## Directions for this task
Reproduce all entries precisely, down to the last character.

(Stored records)
--- BEGIN ---

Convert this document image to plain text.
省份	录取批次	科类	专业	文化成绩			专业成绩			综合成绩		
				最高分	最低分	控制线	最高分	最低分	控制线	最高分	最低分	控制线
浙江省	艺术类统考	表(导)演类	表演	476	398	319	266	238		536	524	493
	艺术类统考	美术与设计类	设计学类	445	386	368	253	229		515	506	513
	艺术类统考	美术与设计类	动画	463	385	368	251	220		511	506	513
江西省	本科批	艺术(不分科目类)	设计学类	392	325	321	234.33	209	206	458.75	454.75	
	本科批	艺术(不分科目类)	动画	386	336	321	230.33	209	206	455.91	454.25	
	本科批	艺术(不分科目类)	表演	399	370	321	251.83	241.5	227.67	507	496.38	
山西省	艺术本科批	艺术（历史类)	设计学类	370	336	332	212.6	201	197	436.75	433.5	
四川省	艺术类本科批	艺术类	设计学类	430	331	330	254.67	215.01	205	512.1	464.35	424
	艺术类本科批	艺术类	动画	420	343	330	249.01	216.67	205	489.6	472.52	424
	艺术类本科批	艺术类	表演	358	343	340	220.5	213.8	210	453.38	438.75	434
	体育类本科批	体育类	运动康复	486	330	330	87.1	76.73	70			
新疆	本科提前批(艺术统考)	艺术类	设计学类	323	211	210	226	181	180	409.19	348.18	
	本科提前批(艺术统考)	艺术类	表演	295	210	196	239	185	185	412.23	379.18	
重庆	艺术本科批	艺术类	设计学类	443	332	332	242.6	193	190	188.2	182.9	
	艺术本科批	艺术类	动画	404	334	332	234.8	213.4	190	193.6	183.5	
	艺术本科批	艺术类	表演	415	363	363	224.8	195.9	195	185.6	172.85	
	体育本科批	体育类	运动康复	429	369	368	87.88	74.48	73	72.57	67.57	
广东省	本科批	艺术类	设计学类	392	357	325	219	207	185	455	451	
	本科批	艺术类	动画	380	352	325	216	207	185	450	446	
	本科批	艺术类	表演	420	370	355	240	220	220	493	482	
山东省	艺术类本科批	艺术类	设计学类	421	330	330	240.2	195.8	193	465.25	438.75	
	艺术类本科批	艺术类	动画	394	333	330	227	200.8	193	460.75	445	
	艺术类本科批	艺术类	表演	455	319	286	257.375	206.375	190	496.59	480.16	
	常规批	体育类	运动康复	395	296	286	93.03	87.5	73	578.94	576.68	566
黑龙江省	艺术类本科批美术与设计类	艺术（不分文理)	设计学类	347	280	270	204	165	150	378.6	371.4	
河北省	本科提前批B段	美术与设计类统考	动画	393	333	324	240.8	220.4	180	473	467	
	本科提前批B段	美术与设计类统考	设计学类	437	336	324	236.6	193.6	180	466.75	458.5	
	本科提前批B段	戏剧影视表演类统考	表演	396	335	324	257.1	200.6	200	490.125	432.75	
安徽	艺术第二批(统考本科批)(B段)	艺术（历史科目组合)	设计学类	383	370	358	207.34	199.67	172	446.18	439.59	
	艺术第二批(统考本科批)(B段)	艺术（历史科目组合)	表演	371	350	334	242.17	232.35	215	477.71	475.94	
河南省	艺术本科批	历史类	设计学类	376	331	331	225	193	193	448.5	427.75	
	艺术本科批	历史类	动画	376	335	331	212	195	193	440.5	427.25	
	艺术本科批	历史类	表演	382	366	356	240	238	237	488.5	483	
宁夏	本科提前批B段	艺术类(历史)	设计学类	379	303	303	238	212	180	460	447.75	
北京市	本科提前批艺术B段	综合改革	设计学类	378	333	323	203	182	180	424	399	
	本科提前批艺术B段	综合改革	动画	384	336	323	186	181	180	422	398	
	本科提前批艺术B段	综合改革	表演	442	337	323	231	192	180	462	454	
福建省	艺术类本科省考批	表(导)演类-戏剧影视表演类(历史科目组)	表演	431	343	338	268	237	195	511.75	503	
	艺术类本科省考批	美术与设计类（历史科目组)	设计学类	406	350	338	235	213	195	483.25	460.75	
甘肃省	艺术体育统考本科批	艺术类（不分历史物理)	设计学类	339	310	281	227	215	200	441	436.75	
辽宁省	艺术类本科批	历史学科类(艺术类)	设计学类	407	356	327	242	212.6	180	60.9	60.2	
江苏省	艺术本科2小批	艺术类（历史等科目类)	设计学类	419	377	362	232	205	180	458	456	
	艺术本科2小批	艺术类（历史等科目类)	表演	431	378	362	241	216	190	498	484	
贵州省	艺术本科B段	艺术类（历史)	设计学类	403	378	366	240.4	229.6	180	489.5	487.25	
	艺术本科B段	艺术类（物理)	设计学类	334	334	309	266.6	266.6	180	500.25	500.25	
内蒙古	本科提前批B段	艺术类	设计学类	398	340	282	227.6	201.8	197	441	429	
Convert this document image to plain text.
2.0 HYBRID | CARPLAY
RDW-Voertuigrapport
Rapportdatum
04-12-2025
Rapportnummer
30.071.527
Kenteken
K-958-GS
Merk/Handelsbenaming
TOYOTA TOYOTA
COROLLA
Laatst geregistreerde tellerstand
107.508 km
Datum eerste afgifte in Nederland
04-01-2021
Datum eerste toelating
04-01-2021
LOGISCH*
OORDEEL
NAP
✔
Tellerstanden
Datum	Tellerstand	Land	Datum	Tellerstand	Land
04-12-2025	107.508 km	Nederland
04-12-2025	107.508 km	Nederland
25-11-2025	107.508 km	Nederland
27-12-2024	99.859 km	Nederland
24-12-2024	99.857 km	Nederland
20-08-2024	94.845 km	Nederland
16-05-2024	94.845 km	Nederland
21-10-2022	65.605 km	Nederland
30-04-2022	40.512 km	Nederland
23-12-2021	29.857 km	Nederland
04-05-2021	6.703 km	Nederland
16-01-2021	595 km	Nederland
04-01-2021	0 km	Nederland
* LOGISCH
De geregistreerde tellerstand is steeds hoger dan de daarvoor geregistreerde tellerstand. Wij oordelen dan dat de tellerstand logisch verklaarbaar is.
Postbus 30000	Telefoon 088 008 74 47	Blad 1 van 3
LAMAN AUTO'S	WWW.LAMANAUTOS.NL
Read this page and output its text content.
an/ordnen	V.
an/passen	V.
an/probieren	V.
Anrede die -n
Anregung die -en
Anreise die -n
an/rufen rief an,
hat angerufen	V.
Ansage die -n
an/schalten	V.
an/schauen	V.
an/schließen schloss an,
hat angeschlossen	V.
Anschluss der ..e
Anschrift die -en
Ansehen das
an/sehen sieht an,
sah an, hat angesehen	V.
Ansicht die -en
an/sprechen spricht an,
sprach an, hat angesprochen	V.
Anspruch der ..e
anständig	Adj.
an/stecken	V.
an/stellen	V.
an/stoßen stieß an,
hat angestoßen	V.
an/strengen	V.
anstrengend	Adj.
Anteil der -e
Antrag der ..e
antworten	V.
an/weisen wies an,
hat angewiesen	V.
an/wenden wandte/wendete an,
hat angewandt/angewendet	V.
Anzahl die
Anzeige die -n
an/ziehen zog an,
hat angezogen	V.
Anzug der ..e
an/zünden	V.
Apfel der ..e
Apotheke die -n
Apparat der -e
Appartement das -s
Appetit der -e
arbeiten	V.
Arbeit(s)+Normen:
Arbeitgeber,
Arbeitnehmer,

--- END ---

## Written answer
Convert this document image to plain text.
省份	录取批次	科类	专业	文化成绩			专业成绩			综合成绩		
				最高分	最低分	控制线	最高分	最低分	控制线	最高分	最低分	控制线
浙江省	艺术类统考	表(导)演类	表演	476	398	319	266	238		536	524	493
	艺术类统考	美术与设计类	设计学类	445	386	368	253	229		515	506	513
	艺术类统考	美术与设计类	动画	463	385	368	251	220		511	506	513
江西省	本科批	艺术(不分科目类)	设计学类	392	325	321	234.33	209	206	458.75	454.75	
	本科批	艺术(不分科目类)	动画	386	336	321	230.33	209	206	455.91	454.25	
	本科批	艺术(不分科目类)	表演	399	370	321	251.83	241.5	227.67	507	496.38	
山西省	艺术本科批	艺术（历史类)	设计学类	370	336	332	212.6	201	197	436.75	433.5	
四川省	艺术类本科批	艺术类	设计学类	430	331	330	254.67	215.01	205	512.1	464.35	424
	艺术类本科批	艺术类	动画	420	343	330	249.01	216.67	205	489.6	472.52	424
	艺术类本科批	艺术类	表演	358	343	340	220.5	213.8	210	453.38	438.75	434
	体育类本科批	体育类	运动康复	486	330	330	87.1	76.73	70			
新疆	本科提前批(艺术统考)	艺术类	设计学类	323	211	210	226	181	180	409.19	348.18	
	本科提前批(艺术统考)	艺术类	表演	295	210	196	239	185	185	412.23	379.18	
重庆	艺术本科批	艺术类	设计学类	443	332	332	242.6	193	190	188.2	182.9	
	艺术本科批	艺术类	动画	404	334	332	234.8	213.4	190	193.6	183.5	
	艺术本科批	艺术类	表演	415	363	363	224.8	195.9	195	185.6	172.85	
	体育本科批	体育类	运动康复	429	369	368	87.88	74.48	73	72.57	67.57	
广东省	本科批	艺术类	设计学类	392	357	325	219	207	185	455	451	
	本科批	艺术类	动画	380	352	325	216	207	185	450	446	
	本科批	艺术类	表演	420	370	355	240	220	220	493	482	
山东省	艺术类本科批	艺术类	设计学类	421	330	330	240.2	195.8	193	465.25	438.75	
	艺术类本科批	艺术类	动画	394	333	330	227	200.8	193	460.75	445	
	艺术类本科批	艺术类	表演	455	319	286	257.375	206.375	190	496.59	480.16	
	常规批	体育类	运动康复	395	296	286	93.03	87.5	73	578.94	576.68	566
黑龙江省	艺术类本科批美术与设计类	艺术（不分文理)	设计学类	347	280	270	204	165	150	378.6	371.4	
河北省	本科提前批B段	美术与设计类统考	动画	393	333	324	240.8	220.4	180	473	467	
	本科提前批B段	美术与设计类统考	设计学类	437	336	324	236.6	193.6	180	466.75	458.5	
	本科提前批B段	戏剧影视表演类统考	表演	396	335	324	257.1	200.6	200	490.125	432.75	
安徽	艺术第二批(统考本科批)(B段)	艺术（历史科目组合)	设计学类	383	370	358	207.34	199.67	172	446.18	439.59	
	艺术第二批(统考本科批)(B段)	艺术（历史科目组合)	表演	371	350	334	242.17	232.35	215	477.71	475.94	
河南省	艺术本科批	历史类	设计学类	376	331	331	225	193	193	448.5	427.75	
	艺术本科批	历史类	动画	376	335	331	212	195	193	440.5	427.25	
	艺术本科批	历史类	表演	382	366	356	240	238	237	488.5	483	
宁夏	本科提前批B段	艺术类(历史)	设计学类	379	303	303	238	212	180	460	447.75	
北京市	本科提前批艺术B段	综合改革	设计学类	378	333	323	203	182	180	424	399	
	本科提前批艺术B段	综合改革	动画	384	336	323	186	181	180	422	398	
	本科提前批艺术B段	综合改革	表演	442	337	323	231	192	180	462	454	
福建省	艺术类本科省考批	表(导)演类-戏剧影视表演类(历史科目组)	表演	431	343	338	268	237	195	511.75	503	
	艺术类本科省考批	美术与设计类（历史科目组)	设计学类	406	350	338	235	213	195	483.25	460.75	
甘肃省	艺术体育统考本科批	艺术类（不分历史物理)	设计学类	339	310	281	227	215	200	441	436.75	
辽宁省	艺术类本科批	历史学科类(艺术类)	设计学类	407	356	327	242	212.6	180	60.9	60.2	
江苏省	艺术本科2小批	艺术类（历史等科目类)	设计学类	419	377	362	232	205	180	458	456	
	艺术本科2小批	艺术类（历史等科目类)	表演	431	378	362	241	216	190	498	484	
贵州省	艺术本科B段	艺术类（历史)	设计学类	403	378	366	240.4	229.6	180	489.5	487.25	
	艺术本科B段	艺术类（物理)	设计学类	334	334	309	266.6	266.6	180	500.25	500.25	
内蒙古	本科提前批B段	艺术类	设计学类	398	340	282	227.6	201.8	197	441	429	
Convert this document image to plain text.
2.0 HYBRID | CARPLAY
RDW-Voertuigrapport
Rapportdatum
04-12-2025
Rapportnummer
30.071.527
Kenteken
K-958-GS
Merk/Handelsbenaming
TOYOTA TOYOTA
COROLLA
Laatst geregistreerde tellerstand
107.508 km
Datum eerste afgifte in Nederland
04-01-2021
Datum eerste toelating
04-01-2021
LOGISCH*
OORDEEL
NAP
✔
Tellerstanden
Datum	Tellerstand	Land	Datum	Tellerstand	Land
04-12-2025	107.508 km	Nederland
04-12-2025	107.508 km	Nederland
25-11-2025	107.508 km	Nederland
27-12-2024	99.859 km	Nederland
24-12-2024	99.857 km	Nederland
20-08-2024	94.845 km	Nederland
16-05-2024	94.845 km	Nederland
21-10-2022	65.605 km	Nederland
30-04-2022	40.512 km	Nederland
23-12-2021	29.857 km	Nederland
04-05-2021	6.703 km	Nederland
16-01-2021	595 km	Nederland
04-01-2021	0 km	Nederland
* LOGISCH
De geregistreerde tellerstand is steeds hoger dan de daarvoor geregistreerde tellerstand. Wij oordelen dan dat de tellerstand logisch verklaarbaar is.
Postbus 30000	Telefoon 088 008 74 47	Blad 1 van 3
LAMAN AUTO'S	WWW.LAMANAUTOS.NL
Read this page and output its text content.
an/ordnen	V.
an/passen	V.
an/probieren	V.
Anrede die -n
Anregung die -en
Anreise die -n
an/rufen rief an,
hat angerufen	V.
Ansage die -n
an/schalten	V.
an/schauen	V.
an/schließen schloss an,
hat angeschlossen	V.
Anschluss der ..e
Anschrift die -en
Ansehen das
an/sehen sieht an,
sah an, hat angesehen	V.
Ansicht die -en
an/sprechen spricht an,
sprach an, hat angesprochen	V.
Anspruch der ..e
anständig	Adj.
an/stecken	V.
an/stellen	V.
an/stoßen stieß an,
hat angestoßen	V.
an/strengen	V.
anstrengend	Adj.
Anteil der -e
Antrag der ..e
antworten	V.
an/weisen wies an,
hat angewiesen	V.
an/wenden wandte/wendete an,
hat angewandt/angewendet	V.
Anzahl die
Anzeige die -n
an/ziehen zog an,
hat angezogen	V.
Anzug der ..e
an/zünden	V.
Apfel der ..e
Apotheke die -n
Apparat der -e
Appartement das -s
Appetit der -e
arbeiten	V.
Arbeit(s)+Normen:
Arbeitgeber,
Arbeitnehmer,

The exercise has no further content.